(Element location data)
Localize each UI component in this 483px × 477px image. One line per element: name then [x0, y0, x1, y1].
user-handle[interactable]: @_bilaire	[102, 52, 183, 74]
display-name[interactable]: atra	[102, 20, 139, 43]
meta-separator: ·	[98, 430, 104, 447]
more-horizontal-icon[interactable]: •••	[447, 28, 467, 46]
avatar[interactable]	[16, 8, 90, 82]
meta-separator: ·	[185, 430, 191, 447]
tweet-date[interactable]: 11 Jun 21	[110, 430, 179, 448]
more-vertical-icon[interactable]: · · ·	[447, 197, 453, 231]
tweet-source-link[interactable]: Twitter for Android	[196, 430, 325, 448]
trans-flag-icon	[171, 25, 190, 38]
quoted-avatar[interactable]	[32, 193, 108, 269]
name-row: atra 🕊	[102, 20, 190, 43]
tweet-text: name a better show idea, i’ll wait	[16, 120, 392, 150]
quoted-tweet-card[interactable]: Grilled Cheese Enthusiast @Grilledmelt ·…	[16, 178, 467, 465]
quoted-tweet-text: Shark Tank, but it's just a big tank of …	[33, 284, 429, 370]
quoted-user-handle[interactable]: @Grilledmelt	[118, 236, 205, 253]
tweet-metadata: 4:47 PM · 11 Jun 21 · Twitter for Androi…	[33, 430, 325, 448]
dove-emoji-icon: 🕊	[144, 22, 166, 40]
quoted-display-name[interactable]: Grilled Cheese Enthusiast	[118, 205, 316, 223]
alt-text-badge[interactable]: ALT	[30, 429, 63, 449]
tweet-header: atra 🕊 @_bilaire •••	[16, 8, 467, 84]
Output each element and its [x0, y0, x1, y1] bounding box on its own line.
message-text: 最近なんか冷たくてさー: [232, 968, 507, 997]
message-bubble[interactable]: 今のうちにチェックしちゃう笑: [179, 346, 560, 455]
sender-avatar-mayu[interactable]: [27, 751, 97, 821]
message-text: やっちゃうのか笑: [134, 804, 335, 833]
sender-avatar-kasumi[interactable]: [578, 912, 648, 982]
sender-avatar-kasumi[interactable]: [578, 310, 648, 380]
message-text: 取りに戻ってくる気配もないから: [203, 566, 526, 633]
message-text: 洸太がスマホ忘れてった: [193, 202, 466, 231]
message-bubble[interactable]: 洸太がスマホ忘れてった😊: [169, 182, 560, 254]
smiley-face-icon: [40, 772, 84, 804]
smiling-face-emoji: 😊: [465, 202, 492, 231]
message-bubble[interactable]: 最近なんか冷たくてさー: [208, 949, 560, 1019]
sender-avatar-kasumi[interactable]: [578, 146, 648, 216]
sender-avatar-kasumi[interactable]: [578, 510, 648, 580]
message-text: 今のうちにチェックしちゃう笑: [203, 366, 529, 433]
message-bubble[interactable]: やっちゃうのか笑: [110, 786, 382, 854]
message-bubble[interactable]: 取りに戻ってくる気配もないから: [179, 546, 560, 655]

◆ Directions: Return every line of the data above without changing a single character, keeping the original order.

◆ Problem solution:
Localize each UI component in this 483px × 477px image. One line per element: name then [x0, y0, x1, y1].
user-handle[interactable]: @_bilaire	[102, 52, 183, 74]
display-name[interactable]: atra	[102, 20, 139, 43]
meta-separator: ·	[98, 430, 104, 447]
more-horizontal-icon[interactable]: •••	[447, 28, 467, 46]
avatar[interactable]	[16, 8, 90, 82]
meta-separator: ·	[185, 430, 191, 447]
tweet-date[interactable]: 11 Jun 21	[110, 430, 179, 448]
more-vertical-icon[interactable]: · · ·	[447, 197, 453, 231]
tweet-source-link[interactable]: Twitter for Android	[196, 430, 325, 448]
trans-flag-icon	[171, 25, 190, 38]
quoted-avatar[interactable]	[32, 193, 108, 269]
name-row: atra 🕊	[102, 20, 190, 43]
tweet-text: name a better show idea, i’ll wait	[16, 120, 392, 150]
quoted-tweet-card[interactable]: Grilled Cheese Enthusiast @Grilledmelt ·…	[16, 178, 467, 465]
quoted-tweet-text: Shark Tank, but it's just a big tank of …	[33, 284, 429, 370]
quoted-user-handle[interactable]: @Grilledmelt	[118, 236, 205, 253]
tweet-metadata: 4:47 PM · 11 Jun 21 · Twitter for Androi…	[33, 430, 325, 448]
dove-emoji-icon: 🕊	[144, 22, 166, 40]
quoted-display-name[interactable]: Grilled Cheese Enthusiast	[118, 205, 316, 223]
alt-text-badge[interactable]: ALT	[30, 429, 63, 449]
tweet-header: atra 🕊 @_bilaire •••	[16, 8, 467, 84]
Output each element and its [x0, y0, x1, y1] bounding box on its own line.
message-text: 最近なんか冷たくてさー: [232, 968, 507, 997]
message-bubble[interactable]: 今のうちにチェックしちゃう笑: [179, 346, 560, 455]
sender-avatar-mayu[interactable]: [27, 751, 97, 821]
message-text: やっちゃうのか笑: [134, 804, 335, 833]
sender-avatar-kasumi[interactable]: [578, 912, 648, 982]
sender-avatar-kasumi[interactable]: [578, 310, 648, 380]
message-text: 取りに戻ってくる気配もないから: [203, 566, 526, 633]
message-text: 洸太がスマホ忘れてった: [193, 202, 466, 231]
message-bubble[interactable]: 洸太がスマホ忘れてった😊: [169, 182, 560, 254]
smiley-face-icon: [40, 772, 84, 804]
smiling-face-emoji: 😊: [465, 202, 492, 231]
message-bubble[interactable]: 最近なんか冷たくてさー: [208, 949, 560, 1019]
sender-avatar-kasumi[interactable]: [578, 146, 648, 216]
sender-avatar-kasumi[interactable]: [578, 510, 648, 580]
message-text: 今のうちにチェックしちゃう笑: [203, 366, 529, 433]
message-bubble[interactable]: やっちゃうのか笑: [110, 786, 382, 854]
message-bubble[interactable]: 取りに戻ってくる気配もないから: [179, 546, 560, 655]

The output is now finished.